--- Start of Supplied records ---

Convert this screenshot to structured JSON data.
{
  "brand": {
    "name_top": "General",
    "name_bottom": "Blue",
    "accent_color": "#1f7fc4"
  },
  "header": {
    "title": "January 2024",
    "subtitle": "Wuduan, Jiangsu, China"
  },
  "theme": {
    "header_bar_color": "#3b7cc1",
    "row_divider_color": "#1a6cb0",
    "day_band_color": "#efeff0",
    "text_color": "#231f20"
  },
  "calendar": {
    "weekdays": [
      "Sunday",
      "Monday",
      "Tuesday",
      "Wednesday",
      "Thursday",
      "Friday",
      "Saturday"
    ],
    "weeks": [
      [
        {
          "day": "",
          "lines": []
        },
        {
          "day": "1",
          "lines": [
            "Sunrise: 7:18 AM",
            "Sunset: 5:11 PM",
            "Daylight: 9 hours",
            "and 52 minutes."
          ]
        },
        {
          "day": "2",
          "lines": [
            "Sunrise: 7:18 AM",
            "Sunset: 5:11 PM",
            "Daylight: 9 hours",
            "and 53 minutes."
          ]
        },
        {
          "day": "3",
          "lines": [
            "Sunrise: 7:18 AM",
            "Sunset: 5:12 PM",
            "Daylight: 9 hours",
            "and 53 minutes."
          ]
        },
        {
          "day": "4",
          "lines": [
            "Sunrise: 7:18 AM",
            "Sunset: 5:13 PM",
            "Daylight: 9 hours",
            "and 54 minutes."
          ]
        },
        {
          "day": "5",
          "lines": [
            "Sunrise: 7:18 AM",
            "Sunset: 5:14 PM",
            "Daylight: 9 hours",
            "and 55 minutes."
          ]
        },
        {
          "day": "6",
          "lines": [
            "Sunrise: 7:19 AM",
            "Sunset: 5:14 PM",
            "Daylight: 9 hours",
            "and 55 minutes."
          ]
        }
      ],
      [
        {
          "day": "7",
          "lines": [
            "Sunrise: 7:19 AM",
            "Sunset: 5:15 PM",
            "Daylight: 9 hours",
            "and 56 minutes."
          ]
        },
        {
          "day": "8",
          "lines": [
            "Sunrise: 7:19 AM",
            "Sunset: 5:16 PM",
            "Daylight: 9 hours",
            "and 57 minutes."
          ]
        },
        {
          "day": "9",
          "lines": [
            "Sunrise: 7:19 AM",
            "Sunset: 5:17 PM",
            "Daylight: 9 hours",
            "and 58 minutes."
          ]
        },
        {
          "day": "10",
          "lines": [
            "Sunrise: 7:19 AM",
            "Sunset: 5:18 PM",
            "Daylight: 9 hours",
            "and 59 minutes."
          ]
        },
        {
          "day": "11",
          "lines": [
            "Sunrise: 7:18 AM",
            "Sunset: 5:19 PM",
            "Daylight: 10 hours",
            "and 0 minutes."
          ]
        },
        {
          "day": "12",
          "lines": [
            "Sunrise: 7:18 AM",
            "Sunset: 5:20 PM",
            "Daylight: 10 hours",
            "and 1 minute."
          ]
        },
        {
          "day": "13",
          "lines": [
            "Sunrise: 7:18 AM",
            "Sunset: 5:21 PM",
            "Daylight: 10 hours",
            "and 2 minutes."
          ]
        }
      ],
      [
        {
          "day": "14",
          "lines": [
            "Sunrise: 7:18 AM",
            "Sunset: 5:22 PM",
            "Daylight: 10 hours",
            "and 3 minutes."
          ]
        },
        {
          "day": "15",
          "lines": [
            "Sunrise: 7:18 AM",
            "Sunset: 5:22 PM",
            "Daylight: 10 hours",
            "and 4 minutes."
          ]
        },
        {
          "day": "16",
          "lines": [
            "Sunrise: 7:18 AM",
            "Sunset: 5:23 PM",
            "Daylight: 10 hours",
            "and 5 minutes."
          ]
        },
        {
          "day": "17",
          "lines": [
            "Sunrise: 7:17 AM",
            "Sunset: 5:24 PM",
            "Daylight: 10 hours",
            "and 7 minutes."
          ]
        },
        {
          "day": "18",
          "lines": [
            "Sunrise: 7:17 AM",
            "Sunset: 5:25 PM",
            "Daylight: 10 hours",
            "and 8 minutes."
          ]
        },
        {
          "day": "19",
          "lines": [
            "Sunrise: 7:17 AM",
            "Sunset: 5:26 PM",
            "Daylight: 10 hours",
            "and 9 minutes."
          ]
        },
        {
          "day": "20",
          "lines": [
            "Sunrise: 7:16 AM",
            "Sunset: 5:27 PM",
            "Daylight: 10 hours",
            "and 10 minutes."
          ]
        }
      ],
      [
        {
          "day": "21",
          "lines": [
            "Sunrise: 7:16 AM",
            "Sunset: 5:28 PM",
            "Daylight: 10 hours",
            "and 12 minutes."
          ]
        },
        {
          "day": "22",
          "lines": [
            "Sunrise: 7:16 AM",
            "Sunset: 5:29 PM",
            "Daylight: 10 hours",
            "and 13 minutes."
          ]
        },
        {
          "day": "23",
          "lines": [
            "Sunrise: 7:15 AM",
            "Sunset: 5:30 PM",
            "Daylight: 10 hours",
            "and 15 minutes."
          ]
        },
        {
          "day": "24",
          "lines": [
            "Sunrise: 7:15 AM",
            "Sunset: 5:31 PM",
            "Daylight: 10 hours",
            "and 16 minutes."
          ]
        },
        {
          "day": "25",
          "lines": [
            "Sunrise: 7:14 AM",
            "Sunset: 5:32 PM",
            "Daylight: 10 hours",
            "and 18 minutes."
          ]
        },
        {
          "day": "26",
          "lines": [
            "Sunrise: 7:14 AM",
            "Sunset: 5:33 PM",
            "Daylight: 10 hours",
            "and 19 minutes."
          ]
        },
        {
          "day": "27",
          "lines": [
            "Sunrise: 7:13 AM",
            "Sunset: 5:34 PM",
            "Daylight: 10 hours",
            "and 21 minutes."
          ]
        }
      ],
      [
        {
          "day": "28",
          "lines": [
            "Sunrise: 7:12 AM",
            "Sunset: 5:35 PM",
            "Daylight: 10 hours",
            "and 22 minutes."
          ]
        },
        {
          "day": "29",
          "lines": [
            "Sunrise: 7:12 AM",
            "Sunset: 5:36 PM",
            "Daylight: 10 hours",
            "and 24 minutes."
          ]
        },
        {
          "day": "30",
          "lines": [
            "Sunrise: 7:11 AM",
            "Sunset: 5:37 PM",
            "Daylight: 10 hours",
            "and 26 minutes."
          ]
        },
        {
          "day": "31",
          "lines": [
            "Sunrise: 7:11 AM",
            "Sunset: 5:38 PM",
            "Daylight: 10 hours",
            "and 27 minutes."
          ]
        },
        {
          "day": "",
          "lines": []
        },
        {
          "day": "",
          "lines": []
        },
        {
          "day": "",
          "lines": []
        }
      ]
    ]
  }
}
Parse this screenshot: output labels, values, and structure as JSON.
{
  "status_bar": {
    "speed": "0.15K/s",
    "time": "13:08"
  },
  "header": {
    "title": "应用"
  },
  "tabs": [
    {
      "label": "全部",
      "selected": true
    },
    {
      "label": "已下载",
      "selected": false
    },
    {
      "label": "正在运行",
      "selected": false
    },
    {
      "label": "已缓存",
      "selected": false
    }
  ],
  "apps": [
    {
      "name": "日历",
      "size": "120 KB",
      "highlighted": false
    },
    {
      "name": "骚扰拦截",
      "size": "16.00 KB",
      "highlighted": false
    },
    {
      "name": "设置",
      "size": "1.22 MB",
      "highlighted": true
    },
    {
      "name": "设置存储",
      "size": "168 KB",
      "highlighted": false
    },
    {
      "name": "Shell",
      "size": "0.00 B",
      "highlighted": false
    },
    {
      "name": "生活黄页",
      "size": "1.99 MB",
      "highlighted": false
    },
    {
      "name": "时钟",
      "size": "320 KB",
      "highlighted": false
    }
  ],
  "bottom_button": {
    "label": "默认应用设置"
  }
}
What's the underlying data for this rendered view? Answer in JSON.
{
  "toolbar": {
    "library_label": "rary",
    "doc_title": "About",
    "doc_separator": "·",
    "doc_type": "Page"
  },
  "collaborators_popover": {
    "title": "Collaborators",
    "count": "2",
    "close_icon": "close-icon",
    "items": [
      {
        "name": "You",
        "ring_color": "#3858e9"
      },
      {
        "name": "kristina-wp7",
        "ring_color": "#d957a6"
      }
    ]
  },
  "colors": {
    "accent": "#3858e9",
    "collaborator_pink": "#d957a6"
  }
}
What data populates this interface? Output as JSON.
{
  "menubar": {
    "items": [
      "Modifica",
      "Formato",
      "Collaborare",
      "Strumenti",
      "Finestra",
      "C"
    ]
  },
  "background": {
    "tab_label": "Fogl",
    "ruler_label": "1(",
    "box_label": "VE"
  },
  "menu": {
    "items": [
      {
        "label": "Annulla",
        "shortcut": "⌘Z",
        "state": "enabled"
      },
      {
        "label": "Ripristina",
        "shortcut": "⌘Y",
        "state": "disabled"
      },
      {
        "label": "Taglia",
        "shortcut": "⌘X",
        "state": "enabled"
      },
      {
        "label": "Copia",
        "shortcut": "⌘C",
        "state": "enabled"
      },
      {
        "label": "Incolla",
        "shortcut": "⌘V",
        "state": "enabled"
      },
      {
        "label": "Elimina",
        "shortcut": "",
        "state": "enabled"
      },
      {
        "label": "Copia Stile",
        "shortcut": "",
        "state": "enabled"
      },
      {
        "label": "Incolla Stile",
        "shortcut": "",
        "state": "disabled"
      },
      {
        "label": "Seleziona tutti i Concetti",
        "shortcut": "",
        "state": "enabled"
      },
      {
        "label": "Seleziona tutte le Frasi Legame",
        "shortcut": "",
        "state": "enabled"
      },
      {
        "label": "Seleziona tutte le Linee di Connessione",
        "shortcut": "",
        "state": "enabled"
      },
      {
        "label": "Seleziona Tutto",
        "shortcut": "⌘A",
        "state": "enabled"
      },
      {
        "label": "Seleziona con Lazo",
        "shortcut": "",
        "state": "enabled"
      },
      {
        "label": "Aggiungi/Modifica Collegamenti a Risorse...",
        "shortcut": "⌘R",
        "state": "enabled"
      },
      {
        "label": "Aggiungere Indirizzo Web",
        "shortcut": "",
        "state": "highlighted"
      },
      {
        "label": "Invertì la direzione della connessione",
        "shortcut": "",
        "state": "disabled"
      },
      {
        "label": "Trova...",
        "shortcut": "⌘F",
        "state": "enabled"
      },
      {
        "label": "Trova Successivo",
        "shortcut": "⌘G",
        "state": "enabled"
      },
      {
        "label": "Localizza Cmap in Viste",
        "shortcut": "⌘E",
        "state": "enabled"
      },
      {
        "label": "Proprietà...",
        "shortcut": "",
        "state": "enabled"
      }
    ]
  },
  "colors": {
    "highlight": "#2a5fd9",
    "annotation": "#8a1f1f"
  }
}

--- End of Supplied records ---

Look through the records and gather every line containing "this".

Convert this screenshot to structured JSON data.
Parse this screenshot: output labels, values, and structure as JSON.
What's the underlying data for this rendered view? Answer in JSON.
What data populates this interface? Output as JSON.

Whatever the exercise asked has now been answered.